───── DATASET ENTRIES

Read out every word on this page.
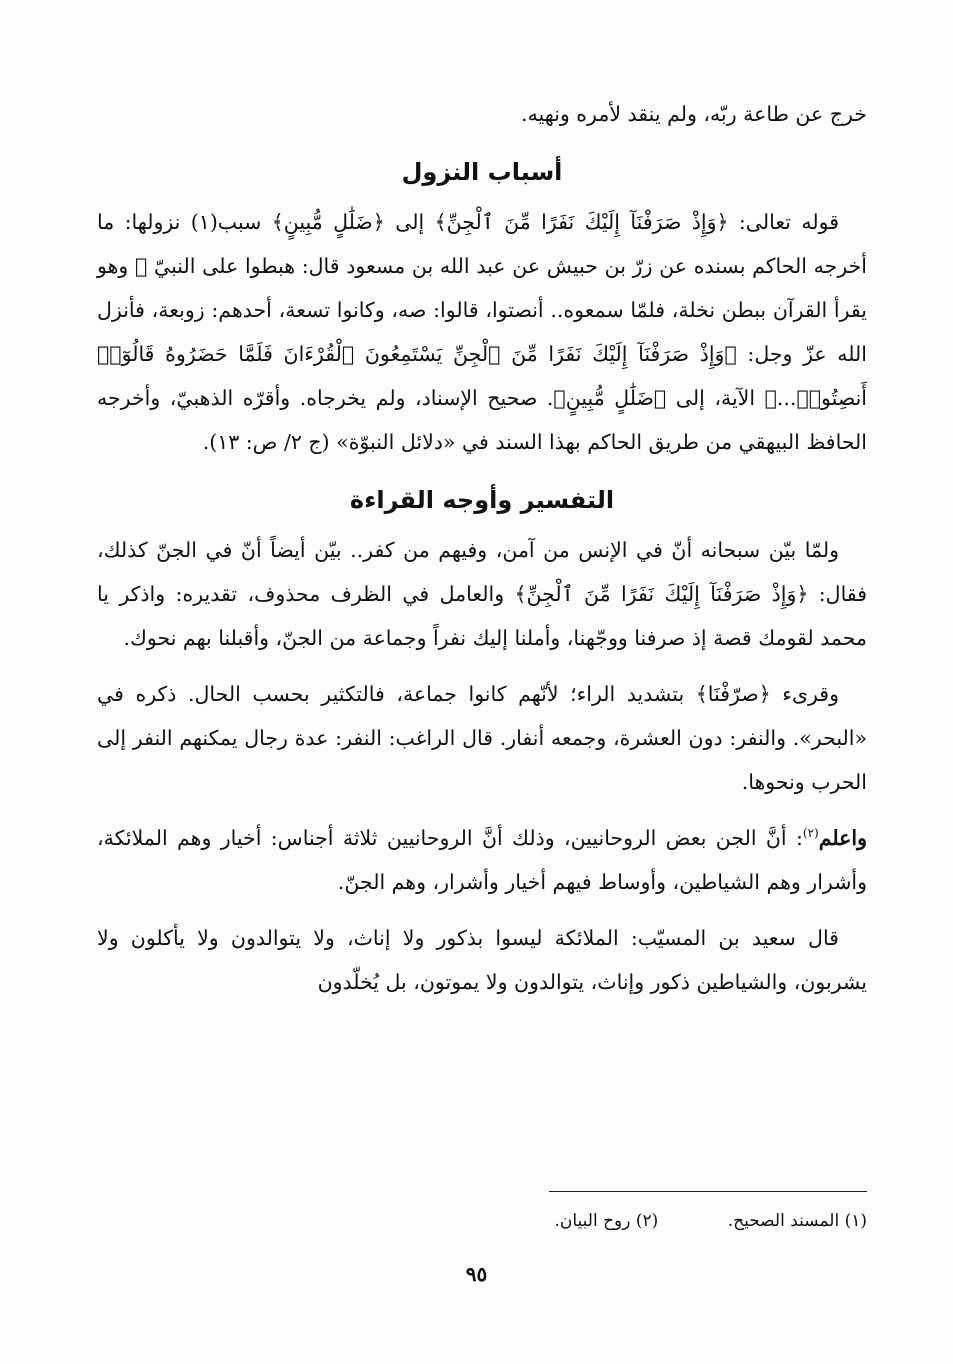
خرج عن طاعة ربّه، ولم ينقد لأمره ونهيه.

أسباب النزول

قوله تعالى: ﴿وَإِذْ صَرَفْنَآ إِلَيْكَ نَفَرًا مِّنَ ٱلْجِنِّ﴾ إلى ﴿ضَلَٰلٍ مُّبِينٍ﴾ سبب(١) نزولها: ما أخرجه الحاكم بسنده عن زرّ بن حبيش عن عبد الله بن مسعود قال: هبطوا على النبيّ ﷺ وهو يقرأ القرآن ببطن نخلة، فلمّا سمعوه.. أنصتوا، قالوا: صه، وكانوا تسعة، أحدهم: زوبعة، فأنزل الله عزّ وجل: ﴿وَإِذْ صَرَفْنَآ إِلَيْكَ نَفَرًا مِّنَ ٱلْجِنِّ يَسْتَمِعُونَ ٱلْقُرْءَانَ فَلَمَّا حَضَرُوهُ قَالُوٓا۟ أَنصِتُوا۟...﴾ الآية، إلى ﴿ضَلَٰلٍ مُّبِينٍ﴾. صحيح الإسناد، ولم يخرجاه. وأقرّه الذهبيّ، وأخرجه الحافظ البيهقي من طريق الحاكم بهذا السند في «دلائل النبوّة» (ج ٢/ ص: ١٣).

التفسير وأوجه القراءة

ولمّا بيّن سبحانه أنّ في الإنس من آمن، وفيهم من كفر.. بيّن أيضاً أنّ في الجنّ كذلك، فقال: ﴿وَإِذْ صَرَفْنَآ إِلَيْكَ نَفَرًا مِّنَ ٱلْجِنِّ﴾ والعامل في الظرف محذوف، تقديره: واذكر يا محمد لقومك قصة إذ صرفنا ووجّهنا، وأملنا إليك نفراً وجماعة من الجنّ، وأقبلنا بهم نحوك.

وقرىء ﴿صرّفْنَا﴾ بتشديد الراء؛ لأنّهم كانوا جماعة، فالتكثير بحسب الحال. ذكره في «البحر». والنفر: دون العشرة، وجمعه أنفار. قال الراغب: النفر: عدة رجال يمكنهم النفر إلى الحرب ونحوها.

واعلم$^{(٢)}$: أنَّ الجن بعض الروحانيين، وذلك أنَّ الروحانيين ثلاثة أجناس: أخيار وهم الملائكة، وأشرار وهم الشياطين، وأوساط فيهم أخيار وأشرار، وهم الجنّ.

قال سعيد بن المسيّب: الملائكة ليسوا بذكور ولا إناث، ولا يتوالدون ولا يأكلون ولا يشربون، والشياطين ذكور وإناث، يتوالدون ولا يموتون، بل يُخلّدون

(١) المسند الصحيح. (٢) روح البيان.
٩٥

──────────

■ **THE PROBLEM**:
Please transcribe the material above exactly as written. Leave the pictures out.

■ **SOLVED PROBLEM**:
Read out every word on this page.
خرج عن طاعة ربّه، ولم ينقد لأمره ونهيه.

أسباب النزول

قوله تعالى: ﴿وَإِذْ صَرَفْنَآ إِلَيْكَ نَفَرًا مِّنَ ٱلْجِنِّ﴾ إلى ﴿ضَلَٰلٍ مُّبِينٍ﴾ سبب(١) نزولها: ما أخرجه الحاكم بسنده عن زرّ بن حبيش عن عبد الله بن مسعود قال: هبطوا على النبيّ ﷺ وهو يقرأ القرآن ببطن نخلة، فلمّا سمعوه.. أنصتوا، قالوا: صه، وكانوا تسعة، أحدهم: زوبعة، فأنزل الله عزّ وجل: ﴿وَإِذْ صَرَفْنَآ إِلَيْكَ نَفَرًا مِّنَ ٱلْجِنِّ يَسْتَمِعُونَ ٱلْقُرْءَانَ فَلَمَّا حَضَرُوهُ قَالُوٓا۟ أَنصِتُوا۟...﴾ الآية، إلى ﴿ضَلَٰلٍ مُّبِينٍ﴾. صحيح الإسناد، ولم يخرجاه. وأقرّه الذهبيّ، وأخرجه الحافظ البيهقي من طريق الحاكم بهذا السند في «دلائل النبوّة» (ج ٢/ ص: ١٣).

التفسير وأوجه القراءة

ولمّا بيّن سبحانه أنّ في الإنس من آمن، وفيهم من كفر.. بيّن أيضاً أنّ في الجنّ كذلك، فقال: ﴿وَإِذْ صَرَفْنَآ إِلَيْكَ نَفَرًا مِّنَ ٱلْجِنِّ﴾ والعامل في الظرف محذوف، تقديره: واذكر يا محمد لقومك قصة إذ صرفنا ووجّهنا، وأملنا إليك نفراً وجماعة من الجنّ، وأقبلنا بهم نحوك.

وقرىء ﴿صرّفْنَا﴾ بتشديد الراء؛ لأنّهم كانوا جماعة، فالتكثير بحسب الحال. ذكره في «البحر». والنفر: دون العشرة، وجمعه أنفار. قال الراغب: النفر: عدة رجال يمكنهم النفر إلى الحرب ونحوها.

واعلم$^{(٢)}$: أنَّ الجن بعض الروحانيين، وذلك أنَّ الروحانيين ثلاثة أجناس: أخيار وهم الملائكة، وأشرار وهم الشياطين، وأوساط فيهم أخيار وأشرار، وهم الجنّ.

قال سعيد بن المسيّب: الملائكة ليسوا بذكور ولا إناث، ولا يتوالدون ولا يأكلون ولا يشربون، والشياطين ذكور وإناث، يتوالدون ولا يموتون، بل يُخلّدون

(١) المسند الصحيح. (٢) روح البيان.
٩٥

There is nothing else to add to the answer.